• [BRIEF]: Pictures stay out of the copy; set down each line of the listing below exactly.

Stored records
----

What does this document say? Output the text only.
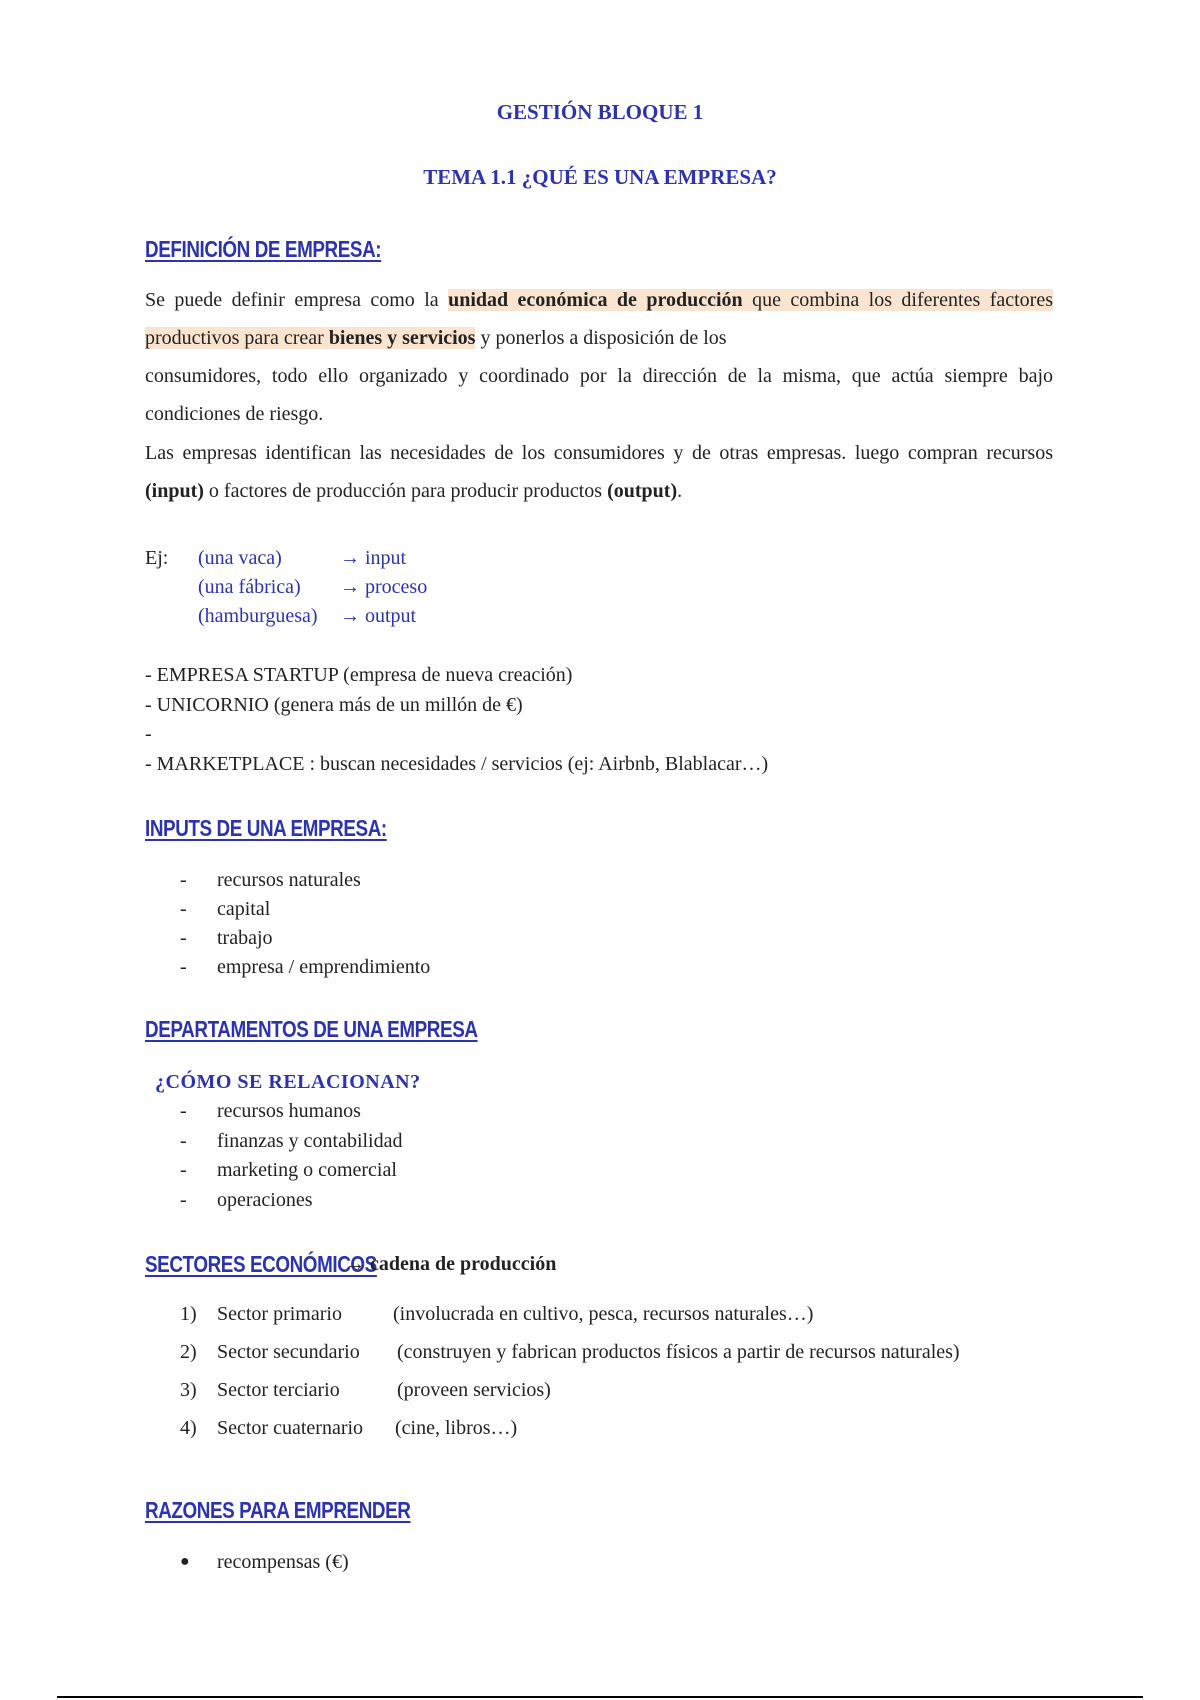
GESTIÓN BLOQUE 1
TEMA 1.1 ¿QUÉ ES UNA EMPRESA?
DEFINICIÓN DE EMPRESA:
Se puede definir empresa como la unidad económica de producción que combina los diferentes factores productivos para crear bienes y servicios y ponerlos a disposición de los
consumidores, todo ello organizado y coordinado por la dirección de la misma, que actúa siempre bajo condiciones de riesgo.
Las empresas identifican las necesidades de los consumidores y de otras empresas. luego compran recursos (input) o factores de producción para producir productos (output).
Ej: (una vaca)	→ input
(una fábrica) → proceso
(hamburguesa) → output
- EMPRESA STARTUP (empresa de nueva creación)
- UNICORNIO (genera más de un millón de €)
-
- MARKETPLACE : buscan necesidades / servicios (ej: Airbnb, Blablacar…)
INPUTS DE UNA EMPRESA:
- recursos naturales
- capital
- trabajo
- empresa / emprendimiento
DEPARTAMENTOS DE UNA EMPRESA
¿CÓMO SE RELACIONAN?
- recursos humanos
- finanzas y contabilidad
- marketing o comercial
- operaciones
SECTORES ECONÓMICOS
→ cadena de producción
1) Sector primario	(involucrada en cultivo, pesca, recursos naturales…)
2) Sector secundario (construyen y fabrican productos físicos a partir de recursos naturales)
3) Sector terciario	(proveen servicios)
4) Sector cuaternario (cine, libros…)
RAZONES PARA EMPRENDER
● recompensas (€)
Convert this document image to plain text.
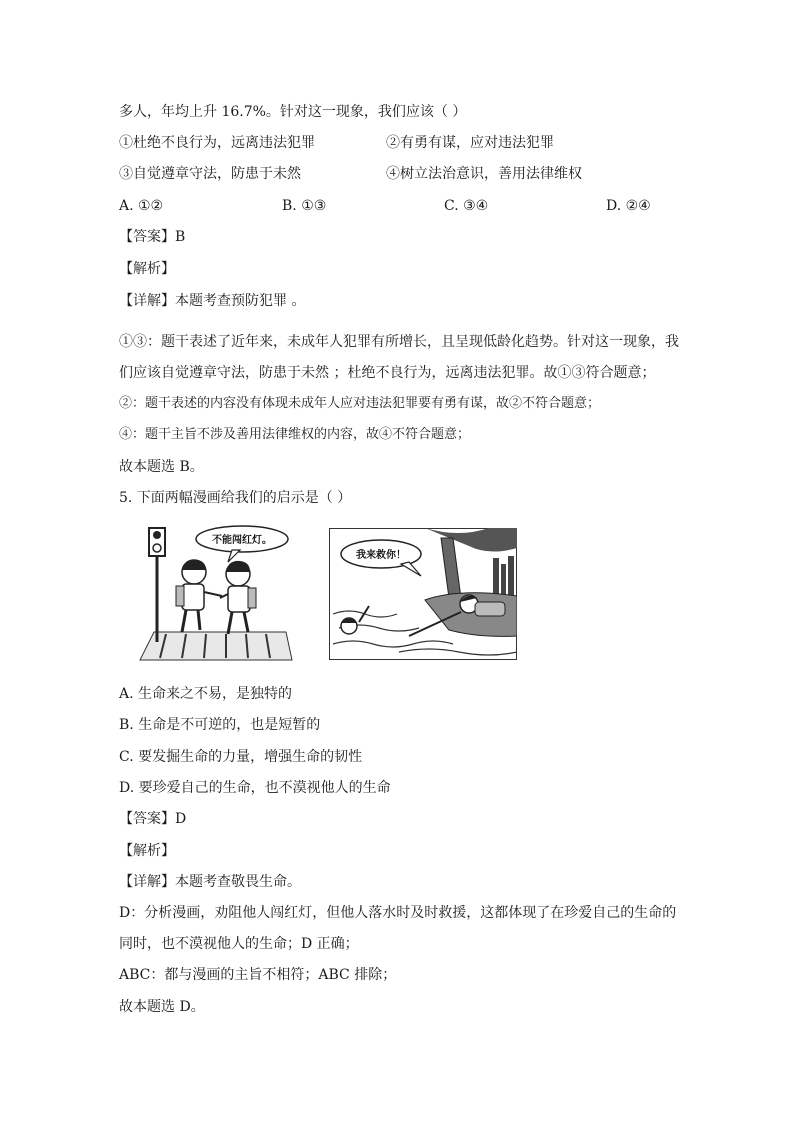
多人，年均上升 16.7%。针对这一现象，我们应该（ ）
①杜绝不良行为，远离违法犯罪	②有勇有谋，应对违法犯罪
③自觉遵章守法，防患于未然	④树立法治意识，善用法律维权
A. ①②	B. ①③	C. ③④	D. ②④
【答案】B
【解析】
【详解】本题考查预防犯罪 。
①③：题干表述了近年来，未成年人犯罪有所增长，且呈现低龄化趋势。针对这一现象，我
们应该自觉遵章守法，防患于未然 ；杜绝不良行为，远离违法犯罪。故①③符合题意；
②：题干表述的内容没有体现未成年人应对违法犯罪要有勇有谋，故②不符合题意；
④：题干主旨不涉及善用法律维权的内容，故④不符合题意；
故本题选 B。
5. 下面两幅漫画给我们的启示是（ ）
不能闯红灯。
我来救你！
A. 生命来之不易，是独特的
B. 生命是不可逆的，也是短暂的
C. 要发掘生命的力量，增强生命的韧性
D. 要珍爱自己的生命，也不漠视他人的生命
【答案】D
【解析】
【详解】本题考查敬畏生命。
D：分析漫画，劝阻他人闯红灯，但他人落水时及时救援，这都体现了在珍爱自己的生命的
同时，也不漠视他人的生命；D 正确；
ABC：都与漫画的主旨不相符；ABC 排除；
故本题选 D。
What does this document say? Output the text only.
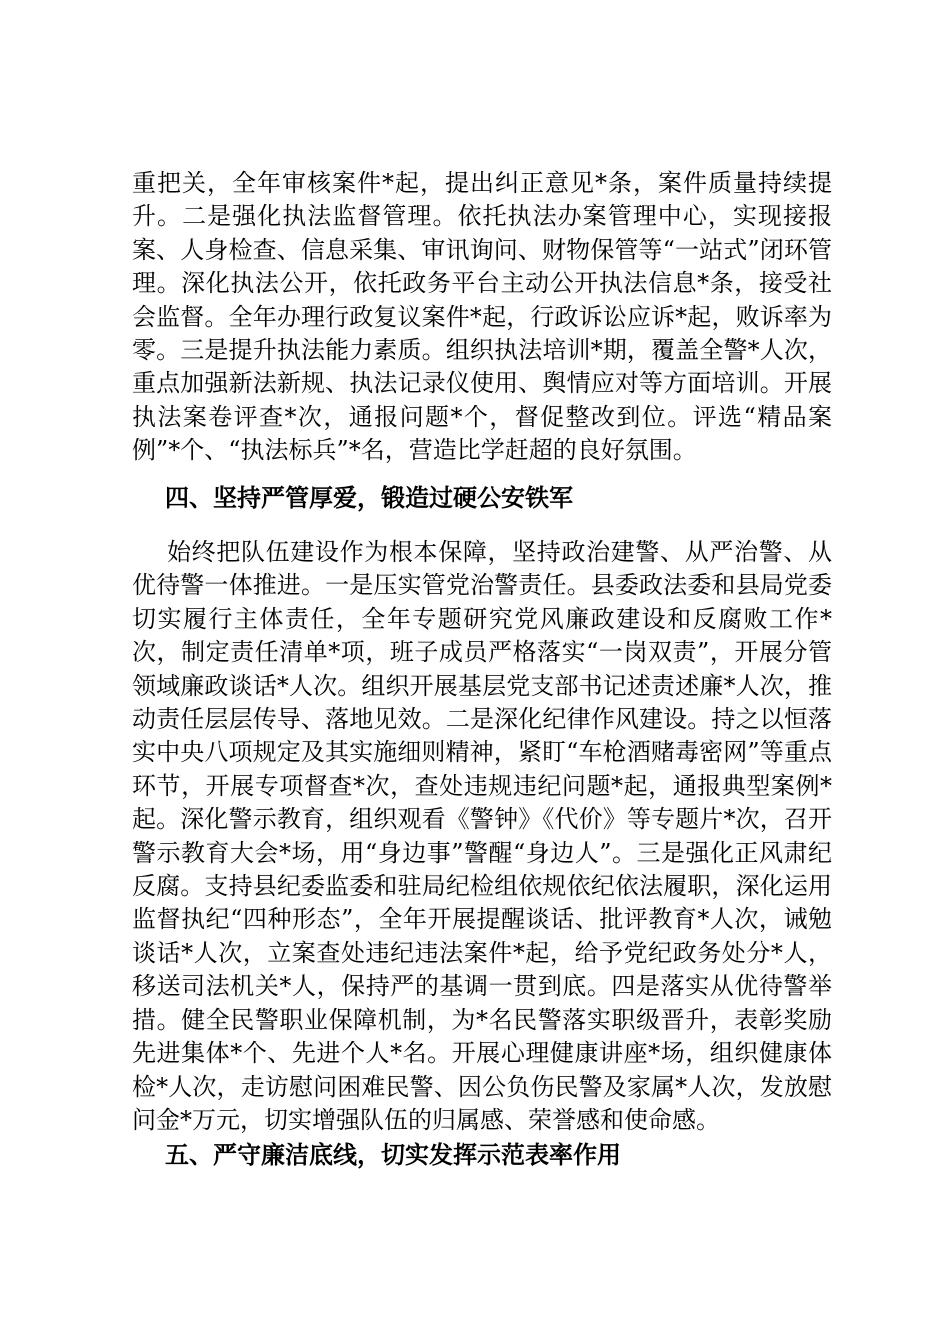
重把关，全年审核案件*起，提出纠正意见*条，案件质量持续提升。二是强化执法监督管理。依托执法办案管理中心，实现接报案、人身检查、信息采集、审讯询问、财物保管等“一站式”闭环管理。深化执法公开，依托政务平台主动公开执法信息*条，接受社会监督。全年办理行政复议案件*起，行政诉讼应诉*起，败诉率为零。三是提升执法能力素质。组织执法培训*期，覆盖全警*人次，重点加强新法新规、执法记录仪使用、舆情应对等方面培训。开展执法案卷评查*次，通报问题*个，督促整改到位。评选“精品案例”*个、“执法标兵”*名，营造比学赶超的良好氛围。

四、坚持严管厚爱，锻造过硬公安铁军

始终把队伍建设作为根本保障，坚持政治建警、从严治警、从优待警一体推进。一是压实管党治警责任。县委政法委和县局党委切实履行主体责任，全年专题研究党风廉政建设和反腐败工作*次，制定责任清单*项，班子成员严格落实“一岗双责”，开展分管领域廉政谈话*人次。组织开展基层党支部书记述责述廉*人次，推动责任层层传导、落地见效。二是深化纪律作风建设。持之以恒落实中央八项规定及其实施细则精神，紧盯“车枪酒赌毒密网”等重点环节，开展专项督查*次，查处违规违纪问题*起，通报典型案例*起。深化警示教育，组织观看《警钟》《代价》等专题片*次，召开警示教育大会*场，用“身边事”警醒“身边人”。三是强化正风肃纪反腐。支持县纪委监委和驻局纪检组依规依纪依法履职，深化运用监督执纪“四种形态”，全年开展提醒谈话、批评教育*人次，诫勉谈话*人次，立案查处违纪违法案件*起，给予党纪政务处分*人，移送司法机关*人，保持严的基调一贯到底。四是落实从优待警举措。健全民警职业保障机制，为*名民警落实职级晋升，表彰奖励先进集体*个、先进个人*名。开展心理健康讲座*场，组织健康体检*人次，走访慰问困难民警、因公负伤民警及家属*人次，发放慰问金*万元，切实增强队伍的归属感、荣誉感和使命感。

五、严守廉洁底线，切实发挥示范表率作用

----

• [COMPLETED TASK]:
What does this document say? Output the text only.
GESTIÓN BLOQUE 1
TEMA 1.1 ¿QUÉ ES UNA EMPRESA?
DEFINICIÓN DE EMPRESA:
Se puede definir empresa como la unidad económica de producción que combina los diferentes factores productivos para crear bienes y servicios y ponerlos a disposición de los
consumidores, todo ello organizado y coordinado por la dirección de la misma, que actúa siempre bajo condiciones de riesgo.
Las empresas identifican las necesidades de los consumidores y de otras empresas. luego compran recursos (input) o factores de producción para producir productos (output).
Ej: (una vaca)	→ input
(una fábrica) → proceso
(hamburguesa) → output
- EMPRESA STARTUP (empresa de nueva creación)
- UNICORNIO (genera más de un millón de €)
-
- MARKETPLACE : buscan necesidades / servicios (ej: Airbnb, Blablacar…)
INPUTS DE UNA EMPRESA:
- recursos naturales
- capital
- trabajo
- empresa / emprendimiento
DEPARTAMENTOS DE UNA EMPRESA
¿CÓMO SE RELACIONAN?
- recursos humanos
- finanzas y contabilidad
- marketing o comercial
- operaciones
SECTORES ECONÓMICOS
→ cadena de producción
1) Sector primario	(involucrada en cultivo, pesca, recursos naturales…)
2) Sector secundario (construyen y fabrican productos físicos a partir de recursos naturales)
3) Sector terciario	(proveen servicios)
4) Sector cuaternario (cine, libros…)
RAZONES PARA EMPRENDER
● recompensas (€)
Convert this document image to plain text.
多人，年均上升 16.7%。针对这一现象，我们应该（ ）
①杜绝不良行为，远离违法犯罪	②有勇有谋，应对违法犯罪
③自觉遵章守法，防患于未然	④树立法治意识，善用法律维权
A. ①②	B. ①③	C. ③④	D. ②④
【答案】B
【解析】
【详解】本题考查预防犯罪 。
①③：题干表述了近年来，未成年人犯罪有所增长，且呈现低龄化趋势。针对这一现象，我
们应该自觉遵章守法，防患于未然 ；杜绝不良行为，远离违法犯罪。故①③符合题意；
②：题干表述的内容没有体现未成年人应对违法犯罪要有勇有谋，故②不符合题意；
④：题干主旨不涉及善用法律维权的内容，故④不符合题意；
故本题选 B。
5. 下面两幅漫画给我们的启示是（ ）
不能闯红灯。
我来救你！
A. 生命来之不易，是独特的
B. 生命是不可逆的，也是短暂的
C. 要发掘生命的力量，增强生命的韧性
D. 要珍爱自己的生命，也不漠视他人的生命
【答案】D
【解析】
【详解】本题考查敬畏生命。
D：分析漫画，劝阻他人闯红灯，但他人落水时及时救援，这都体现了在珍爱自己的生命的
同时，也不漠视他人的生命；D 正确；
ABC：都与漫画的主旨不相符；ABC 排除；
故本题选 D。
What does this document say? Output the text only.
重把关，全年审核案件*起，提出纠正意见*条，案件质量持续提升。二是强化执法监督管理。依托执法办案管理中心，实现接报案、人身检查、信息采集、审讯询问、财物保管等“一站式”闭环管理。深化执法公开，依托政务平台主动公开执法信息*条，接受社会监督。全年办理行政复议案件*起，行政诉讼应诉*起，败诉率为零。三是提升执法能力素质。组织执法培训*期，覆盖全警*人次，重点加强新法新规、执法记录仪使用、舆情应对等方面培训。开展执法案卷评查*次，通报问题*个，督促整改到位。评选“精品案例”*个、“执法标兵”*名，营造比学赶超的良好氛围。

四、坚持严管厚爱，锻造过硬公安铁军

始终把队伍建设作为根本保障，坚持政治建警、从严治警、从优待警一体推进。一是压实管党治警责任。县委政法委和县局党委切实履行主体责任，全年专题研究党风廉政建设和反腐败工作*次，制定责任清单*项，班子成员严格落实“一岗双责”，开展分管领域廉政谈话*人次。组织开展基层党支部书记述责述廉*人次，推动责任层层传导、落地见效。二是深化纪律作风建设。持之以恒落实中央八项规定及其实施细则精神，紧盯“车枪酒赌毒密网”等重点环节，开展专项督查*次，查处违规违纪问题*起，通报典型案例*起。深化警示教育，组织观看《警钟》《代价》等专题片*次，召开警示教育大会*场，用“身边事”警醒“身边人”。三是强化正风肃纪反腐。支持县纪委监委和驻局纪检组依规依纪依法履职，深化运用监督执纪“四种形态”，全年开展提醒谈话、批评教育*人次，诫勉谈话*人次，立案查处违纪违法案件*起，给予党纪政务处分*人，移送司法机关*人，保持严的基调一贯到底。四是落实从优待警举措。健全民警职业保障机制，为*名民警落实职级晋升，表彰奖励先进集体*个、先进个人*名。开展心理健康讲座*场，组织健康体检*人次，走访慰问困难民警、因公负伤民警及家属*人次，发放慰问金*万元，切实增强队伍的归属感、荣誉感和使命感。

五、严守廉洁底线，切实发挥示范表率作用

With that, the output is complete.